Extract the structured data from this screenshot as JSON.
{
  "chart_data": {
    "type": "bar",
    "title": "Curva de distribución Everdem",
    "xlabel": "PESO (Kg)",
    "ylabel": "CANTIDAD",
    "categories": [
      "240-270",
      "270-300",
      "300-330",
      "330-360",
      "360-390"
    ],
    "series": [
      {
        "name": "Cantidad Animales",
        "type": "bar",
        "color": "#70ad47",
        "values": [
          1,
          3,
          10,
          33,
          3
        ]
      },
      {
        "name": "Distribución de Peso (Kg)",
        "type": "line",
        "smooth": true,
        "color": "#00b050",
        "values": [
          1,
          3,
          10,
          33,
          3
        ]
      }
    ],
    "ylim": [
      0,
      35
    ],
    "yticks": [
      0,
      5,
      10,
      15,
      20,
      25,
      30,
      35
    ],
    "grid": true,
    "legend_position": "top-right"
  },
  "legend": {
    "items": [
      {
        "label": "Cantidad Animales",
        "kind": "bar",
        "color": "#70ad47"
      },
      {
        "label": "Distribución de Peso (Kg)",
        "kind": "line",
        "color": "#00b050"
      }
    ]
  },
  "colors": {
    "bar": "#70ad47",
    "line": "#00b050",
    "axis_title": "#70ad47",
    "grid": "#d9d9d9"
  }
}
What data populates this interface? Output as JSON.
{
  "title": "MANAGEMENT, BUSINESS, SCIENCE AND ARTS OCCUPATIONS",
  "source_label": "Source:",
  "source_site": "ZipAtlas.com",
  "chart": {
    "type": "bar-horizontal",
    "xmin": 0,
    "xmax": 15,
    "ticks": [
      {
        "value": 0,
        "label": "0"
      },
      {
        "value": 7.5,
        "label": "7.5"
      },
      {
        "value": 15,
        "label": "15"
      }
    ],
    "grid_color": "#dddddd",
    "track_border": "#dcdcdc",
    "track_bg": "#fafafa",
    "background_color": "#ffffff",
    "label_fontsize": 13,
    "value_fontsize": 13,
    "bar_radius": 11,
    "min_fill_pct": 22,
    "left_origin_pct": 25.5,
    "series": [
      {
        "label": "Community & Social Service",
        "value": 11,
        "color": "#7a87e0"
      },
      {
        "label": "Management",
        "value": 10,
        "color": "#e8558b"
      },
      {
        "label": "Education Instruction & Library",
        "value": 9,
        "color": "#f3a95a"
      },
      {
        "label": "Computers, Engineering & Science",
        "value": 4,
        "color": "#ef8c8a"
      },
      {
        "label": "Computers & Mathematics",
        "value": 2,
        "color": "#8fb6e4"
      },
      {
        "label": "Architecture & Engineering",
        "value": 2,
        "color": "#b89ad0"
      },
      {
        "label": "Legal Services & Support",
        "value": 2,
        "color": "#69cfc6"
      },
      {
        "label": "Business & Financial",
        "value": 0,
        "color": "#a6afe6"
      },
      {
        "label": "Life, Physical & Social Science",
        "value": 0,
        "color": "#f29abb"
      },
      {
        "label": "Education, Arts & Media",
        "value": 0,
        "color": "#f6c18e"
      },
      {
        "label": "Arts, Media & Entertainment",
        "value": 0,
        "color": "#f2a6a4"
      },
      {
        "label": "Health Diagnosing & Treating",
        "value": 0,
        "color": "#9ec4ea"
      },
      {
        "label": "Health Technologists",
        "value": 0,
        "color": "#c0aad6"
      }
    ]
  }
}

- **DIRECTIVE**
Read the data above and pull out each line that holds the string "JSON".

- **THE RESULT**
Extract the structured data from this screenshot as JSON.
What data populates this interface? Output as JSON.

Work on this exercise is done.